## start

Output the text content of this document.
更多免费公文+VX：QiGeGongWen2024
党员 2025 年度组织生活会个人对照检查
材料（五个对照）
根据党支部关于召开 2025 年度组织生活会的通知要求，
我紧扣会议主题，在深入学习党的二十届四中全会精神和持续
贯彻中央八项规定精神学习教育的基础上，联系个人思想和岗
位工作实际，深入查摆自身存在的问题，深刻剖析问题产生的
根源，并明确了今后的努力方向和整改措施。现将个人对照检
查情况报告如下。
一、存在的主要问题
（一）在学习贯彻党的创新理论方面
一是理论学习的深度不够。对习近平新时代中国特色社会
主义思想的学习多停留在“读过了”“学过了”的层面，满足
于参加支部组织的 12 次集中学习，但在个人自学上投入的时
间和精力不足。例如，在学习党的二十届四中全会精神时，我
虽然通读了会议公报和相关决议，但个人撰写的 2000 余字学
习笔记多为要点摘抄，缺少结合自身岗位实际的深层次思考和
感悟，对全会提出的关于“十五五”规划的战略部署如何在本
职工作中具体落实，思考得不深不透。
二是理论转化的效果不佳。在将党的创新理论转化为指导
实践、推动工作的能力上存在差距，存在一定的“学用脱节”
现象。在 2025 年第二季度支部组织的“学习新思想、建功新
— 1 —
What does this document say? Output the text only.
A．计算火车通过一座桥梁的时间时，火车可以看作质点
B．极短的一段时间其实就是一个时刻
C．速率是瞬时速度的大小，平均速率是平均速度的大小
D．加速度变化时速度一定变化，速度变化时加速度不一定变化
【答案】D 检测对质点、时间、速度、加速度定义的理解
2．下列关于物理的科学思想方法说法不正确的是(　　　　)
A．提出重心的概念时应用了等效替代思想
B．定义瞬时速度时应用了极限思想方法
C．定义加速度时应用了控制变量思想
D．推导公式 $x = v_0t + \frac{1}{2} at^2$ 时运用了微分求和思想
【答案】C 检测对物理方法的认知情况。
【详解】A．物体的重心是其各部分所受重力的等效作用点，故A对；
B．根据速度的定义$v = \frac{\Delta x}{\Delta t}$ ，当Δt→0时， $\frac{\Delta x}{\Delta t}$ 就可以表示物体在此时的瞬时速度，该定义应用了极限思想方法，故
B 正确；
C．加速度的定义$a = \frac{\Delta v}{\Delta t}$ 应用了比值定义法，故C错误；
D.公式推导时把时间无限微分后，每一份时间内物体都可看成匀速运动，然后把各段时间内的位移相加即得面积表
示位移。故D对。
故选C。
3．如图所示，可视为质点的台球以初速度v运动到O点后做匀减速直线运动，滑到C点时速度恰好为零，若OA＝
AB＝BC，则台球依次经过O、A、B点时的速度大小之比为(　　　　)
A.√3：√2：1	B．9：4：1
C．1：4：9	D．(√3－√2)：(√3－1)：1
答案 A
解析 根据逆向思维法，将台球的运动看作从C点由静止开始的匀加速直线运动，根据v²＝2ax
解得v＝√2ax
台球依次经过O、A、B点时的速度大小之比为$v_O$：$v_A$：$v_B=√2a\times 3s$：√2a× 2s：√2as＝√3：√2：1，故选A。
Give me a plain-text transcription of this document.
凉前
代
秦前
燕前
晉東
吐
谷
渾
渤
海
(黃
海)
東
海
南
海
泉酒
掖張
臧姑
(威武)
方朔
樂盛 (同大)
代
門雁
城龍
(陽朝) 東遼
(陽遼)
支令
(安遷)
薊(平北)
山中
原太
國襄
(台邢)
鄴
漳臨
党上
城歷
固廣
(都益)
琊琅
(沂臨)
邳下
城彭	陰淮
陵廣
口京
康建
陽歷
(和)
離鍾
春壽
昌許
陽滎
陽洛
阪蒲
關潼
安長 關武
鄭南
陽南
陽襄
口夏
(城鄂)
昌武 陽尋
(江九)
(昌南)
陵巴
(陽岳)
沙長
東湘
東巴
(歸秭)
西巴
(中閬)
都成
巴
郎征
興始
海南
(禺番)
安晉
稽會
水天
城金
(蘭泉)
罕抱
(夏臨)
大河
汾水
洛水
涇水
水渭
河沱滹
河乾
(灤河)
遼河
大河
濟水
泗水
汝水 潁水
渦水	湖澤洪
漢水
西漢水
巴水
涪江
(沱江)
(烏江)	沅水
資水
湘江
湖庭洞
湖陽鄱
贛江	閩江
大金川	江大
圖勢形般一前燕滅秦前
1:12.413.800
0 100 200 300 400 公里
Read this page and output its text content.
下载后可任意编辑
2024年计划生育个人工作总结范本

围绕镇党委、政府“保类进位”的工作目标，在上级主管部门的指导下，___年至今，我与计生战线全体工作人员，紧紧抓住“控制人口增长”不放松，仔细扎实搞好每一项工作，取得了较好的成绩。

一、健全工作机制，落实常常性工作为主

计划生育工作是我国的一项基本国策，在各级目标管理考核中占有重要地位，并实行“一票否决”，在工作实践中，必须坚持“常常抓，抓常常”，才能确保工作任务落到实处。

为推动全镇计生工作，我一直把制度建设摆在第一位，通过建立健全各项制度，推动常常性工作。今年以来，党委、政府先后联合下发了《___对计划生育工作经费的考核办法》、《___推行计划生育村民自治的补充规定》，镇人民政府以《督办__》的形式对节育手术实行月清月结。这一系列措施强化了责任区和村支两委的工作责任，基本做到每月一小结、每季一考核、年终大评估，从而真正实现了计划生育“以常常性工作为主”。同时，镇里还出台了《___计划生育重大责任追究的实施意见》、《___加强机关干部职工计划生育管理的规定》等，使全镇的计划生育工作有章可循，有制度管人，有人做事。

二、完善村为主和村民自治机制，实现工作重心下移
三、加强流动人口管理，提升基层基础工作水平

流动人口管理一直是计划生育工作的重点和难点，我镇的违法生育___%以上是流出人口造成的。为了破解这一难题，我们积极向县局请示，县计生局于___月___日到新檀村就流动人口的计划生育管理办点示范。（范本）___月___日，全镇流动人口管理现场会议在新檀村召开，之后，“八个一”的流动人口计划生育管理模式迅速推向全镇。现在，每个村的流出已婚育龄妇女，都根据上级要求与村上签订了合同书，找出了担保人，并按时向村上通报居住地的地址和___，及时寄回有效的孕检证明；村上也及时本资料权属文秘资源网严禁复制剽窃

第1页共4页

## end

**SHORT TASK**
Go through the records. Copy each line where "document" appears.

**OUTPUT BELOW**
Output the text content of this document.
What does this document say? Output the text only.
Give me a plain-text transcription of this document.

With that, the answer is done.